The data:
## Start

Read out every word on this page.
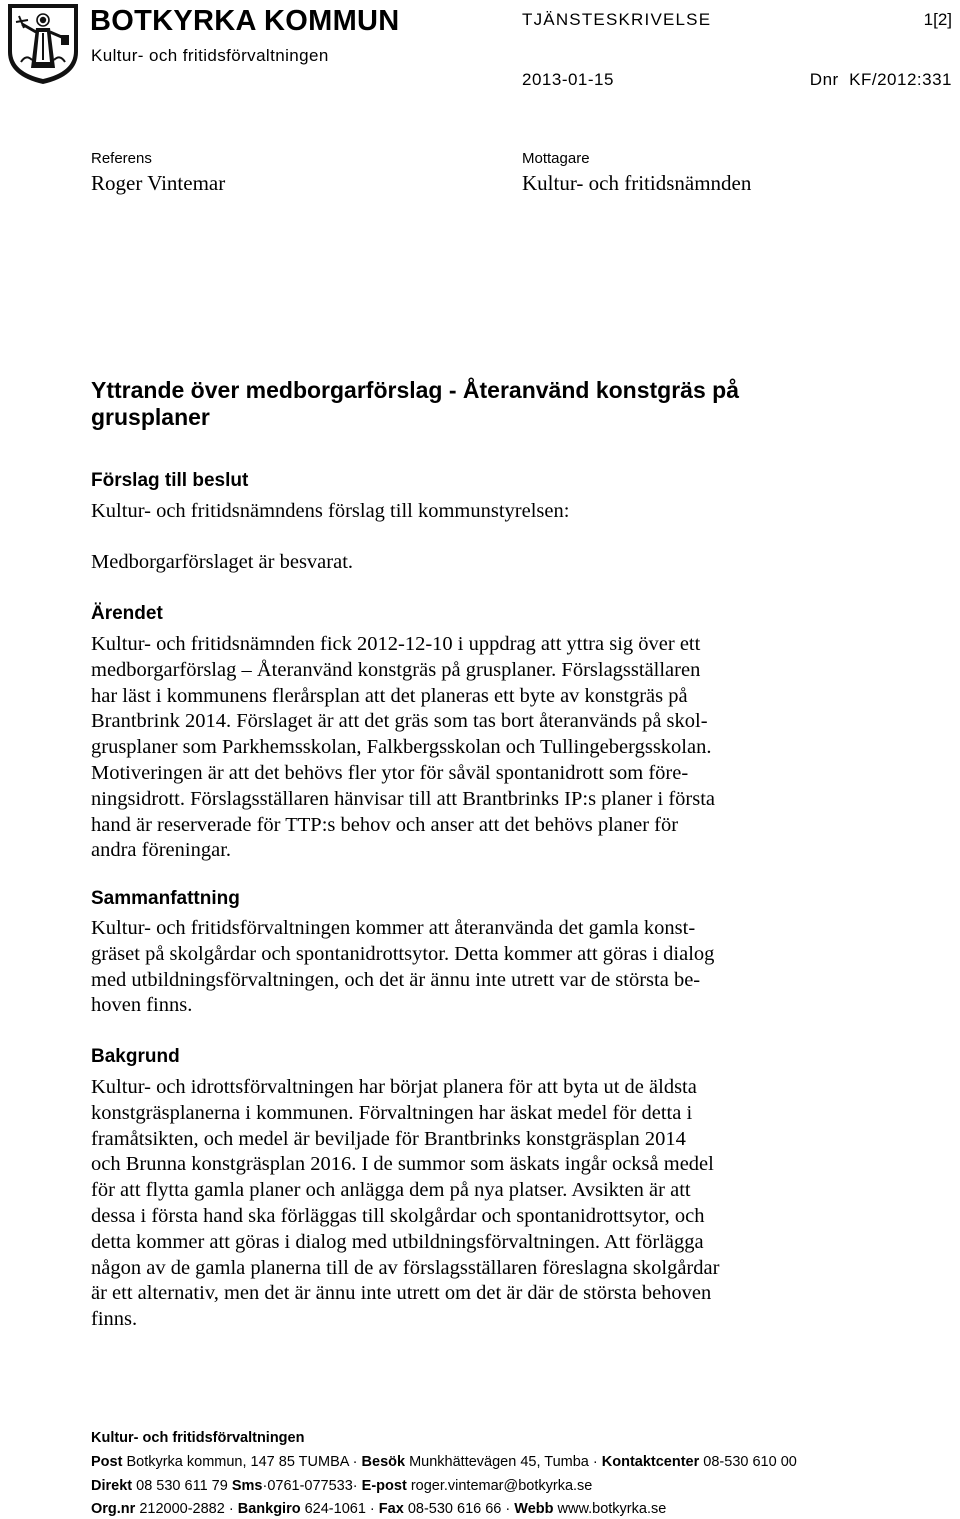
BOTKYRKA KOMMUN
Kultur- och fritidsförvaltningen
TJÄNSTESKRIVELSE	1[2]
2013-01-15	Dnr  KF/2012:331
Referens
Roger Vintemar
Mottagare
Kultur- och fritidsnämnden
Yttrande över medborgarförslag - Återanvänd konstgräs på grusplaner
Förslag till beslut
Kultur- och fritidsnämndens förslag till kommunstyrelsen:
Medborgarförslaget är besvarat.
Ärendet
Kultur- och fritidsnämnden fick 2012-12-10 i uppdrag att yttra sig över ett
medborgarförslag – Återanvänd konstgräs på grusplaner. Förslagsställaren
har läst i kommunens flerårsplan att det planeras ett byte av konstgräs på
Brantbrink 2014. Förslaget är att det gräs som tas bort återanvänds på skol-
grusplaner som Parkhemsskolan, Falkbergsskolan och Tullingebergsskolan.
Motiveringen är att det behövs fler ytor för såväl spontanidrott som före-
ningsidrott. Förslagsställaren hänvisar till att Brantbrinks IP:s planer i första
hand är reserverade för TTP:s behov och anser att det behövs planer för
andra föreningar.
Sammanfattning
Kultur- och fritidsförvaltningen kommer att återanvända det gamla konst-
gräset på skolgårdar och spontanidrottsytor. Detta kommer att göras i dialog
med utbildningsförvaltningen, och det är ännu inte utrett var de största be-
hoven finns.
Bakgrund
Kultur- och idrottsförvaltningen har börjat planera för att byta ut de äldsta
konstgräsplanerna i kommunen. Förvaltningen har äskat medel för detta i
framåtsikten, och medel är beviljade för Brantbrinks konstgräsplan 2014
och Brunna konstgräsplan 2016. I de summor som äskats ingår också medel
för att flytta gamla planer och anlägga dem på nya platser. Avsikten är att
dessa i första hand ska förläggas till skolgårdar och spontanidrottsytor, och
detta kommer att göras i dialog med utbildningsförvaltningen. Att förlägga
någon av de gamla planerna till de av förslagsställaren föreslagna skolgårdar
är ett alternativ, men det är ännu inte utrett om det är där de största behoven
finns.
Kultur- och fritidsförvaltningen
Post Botkyrka kommun, 147 85 TUMBA · Besök Munkhättevägen 45, Tumba · Kontaktcenter 08-530 610 00
Direkt 08 530 611 79 Sms·0761-077533· E-post roger.vintemar@botkyrka.se
Org.nr 212000-2882 · Bankgiro 624-1061 · Fax 08-530 616 66 · Webb www.botkyrka.se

## End

Task description: The records above are to be quoted exactly, with all pictures left out.

The response:
Read out every word on this page.
BOTKYRKA KOMMUN
Kultur- och fritidsförvaltningen
TJÄNSTESKRIVELSE	1[2]
2013-01-15	Dnr  KF/2012:331
Referens
Roger Vintemar
Mottagare
Kultur- och fritidsnämnden
Yttrande över medborgarförslag - Återanvänd konstgräs på grusplaner
Förslag till beslut
Kultur- och fritidsnämndens förslag till kommunstyrelsen:
Medborgarförslaget är besvarat.
Ärendet
Kultur- och fritidsnämnden fick 2012-12-10 i uppdrag att yttra sig över ett
medborgarförslag – Återanvänd konstgräs på grusplaner. Förslagsställaren
har läst i kommunens flerårsplan att det planeras ett byte av konstgräs på
Brantbrink 2014. Förslaget är att det gräs som tas bort återanvänds på skol-
grusplaner som Parkhemsskolan, Falkbergsskolan och Tullingebergsskolan.
Motiveringen är att det behövs fler ytor för såväl spontanidrott som före-
ningsidrott. Förslagsställaren hänvisar till att Brantbrinks IP:s planer i första
hand är reserverade för TTP:s behov och anser att det behövs planer för
andra föreningar.
Sammanfattning
Kultur- och fritidsförvaltningen kommer att återanvända det gamla konst-
gräset på skolgårdar och spontanidrottsytor. Detta kommer att göras i dialog
med utbildningsförvaltningen, och det är ännu inte utrett var de största be-
hoven finns.
Bakgrund
Kultur- och idrottsförvaltningen har börjat planera för att byta ut de äldsta
konstgräsplanerna i kommunen. Förvaltningen har äskat medel för detta i
framåtsikten, och medel är beviljade för Brantbrinks konstgräsplan 2014
och Brunna konstgräsplan 2016. I de summor som äskats ingår också medel
för att flytta gamla planer och anlägga dem på nya platser. Avsikten är att
dessa i första hand ska förläggas till skolgårdar och spontanidrottsytor, och
detta kommer att göras i dialog med utbildningsförvaltningen. Att förlägga
någon av de gamla planerna till de av förslagsställaren föreslagna skolgårdar
är ett alternativ, men det är ännu inte utrett om det är där de största behoven
finns.
Kultur- och fritidsförvaltningen
Post Botkyrka kommun, 147 85 TUMBA · Besök Munkhättevägen 45, Tumba · Kontaktcenter 08-530 610 00
Direkt 08 530 611 79 Sms·0761-077533· E-post roger.vintemar@botkyrka.se
Org.nr 212000-2882 · Bankgiro 624-1061 · Fax 08-530 616 66 · Webb www.botkyrka.se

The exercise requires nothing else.